>> BEGIN
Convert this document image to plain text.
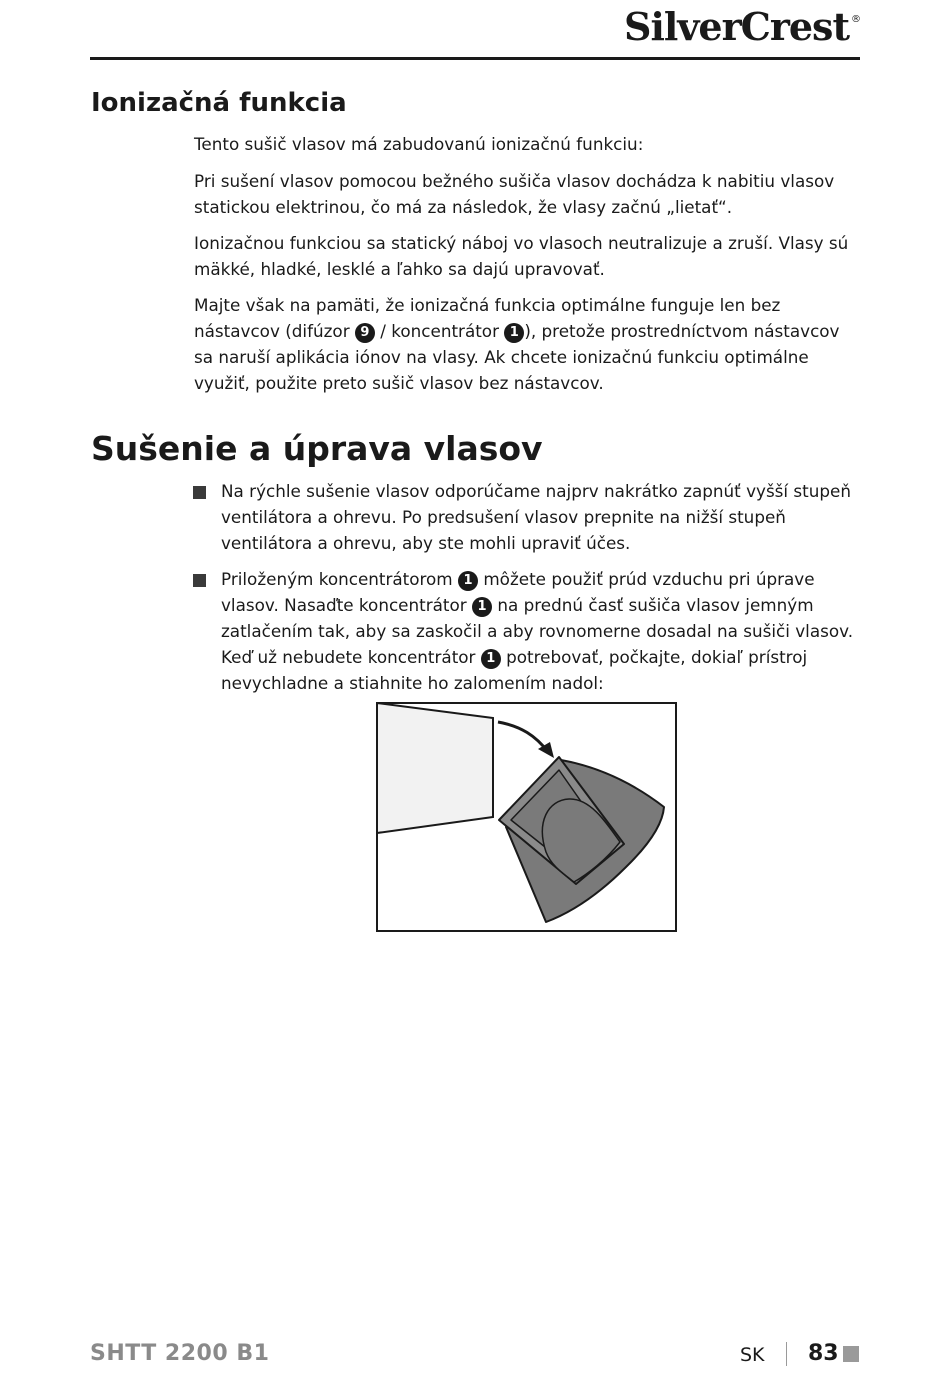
SilverCrest ®
Ionizačná funkcia

Tento sušič vlasov má zabudovanú ionizačnú funkciu:

Pri sušení vlasov pomocou bežného sušiča vlasov dochádza k nabitiu vlasov statickou elektrinou, čo má za následok, že vlasy začnú „lietať“.

Ionizačnou funkciou sa statický náboj vo vlasoch neutralizuje a zruší. Vlasy sú mäkké, hladké, lesklé a ľahko sa dajú upravovať.

Majte však na pamäti, že ionizačná funkcia optimálne funguje len bez nástavcov (difúzor 9 / koncentrátor 1 ), pretože prostredníctvom nástavcov sa naruší aplikácia iónov na vlasy. Ak chcete ionizačnú funkciu optimálne využiť, použite preto sušič vlasov bez nástavcov.

Sušenie a úprava vlasov

Na rýchle sušenie vlasov odporúčame najprv nakrátko zapnúť vyšší stupeň ventilátora a ohrevu. Po predsušení vlasov prepnite na nižší stupeň ventilátora a ohrevu, aby ste mohli upraviť účes.

Priloženým koncentrátorom 1 môžete použiť prúd vzduchu pri úprave vlasov. Nasaďte koncentrátor 1 na prednú časť sušiča vlasov jemným zatlačením tak, aby sa zaskočil a aby rovnomerne dosadal na sušiči vlasov.
Keď už nebudete koncentrátor 1 potrebovať, počkajte, dokiaľ prístroj nevychladne a stiahnite ho zalomením nadol:

SHTT 2200 B1	SK 83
>> END
Short problem:
Using the material above, retype each entry exactly and omit the pictures.

Task response:
Convert this document image to plain text.
SilverCrest ®
Ionizačná funkcia

Tento sušič vlasov má zabudovanú ionizačnú funkciu:

Pri sušení vlasov pomocou bežného sušiča vlasov dochádza k nabitiu vlasov statickou elektrinou, čo má za následok, že vlasy začnú „lietať“.

Ionizačnou funkciou sa statický náboj vo vlasoch neutralizuje a zruší. Vlasy sú mäkké, hladké, lesklé a ľahko sa dajú upravovať.

Majte však na pamäti, že ionizačná funkcia optimálne funguje len bez nástavcov (difúzor 9 / koncentrátor 1 ), pretože prostredníctvom nástavcov sa naruší aplikácia iónov na vlasy. Ak chcete ionizačnú funkciu optimálne využiť, použite preto sušič vlasov bez nástavcov.

Sušenie a úprava vlasov

Na rýchle sušenie vlasov odporúčame najprv nakrátko zapnúť vyšší stupeň ventilátora a ohrevu. Po predsušení vlasov prepnite na nižší stupeň ventilátora a ohrevu, aby ste mohli upraviť účes.

Priloženým koncentrátorom 1 môžete použiť prúd vzduchu pri úprave vlasov. Nasaďte koncentrátor 1 na prednú časť sušiča vlasov jemným zatlačením tak, aby sa zaskočil a aby rovnomerne dosadal na sušiči vlasov.
Keď už nebudete koncentrátor 1 potrebovať, počkajte, dokiaľ prístroj nevychladne a stiahnite ho zalomením nadol:

SHTT 2200 B1	SK 83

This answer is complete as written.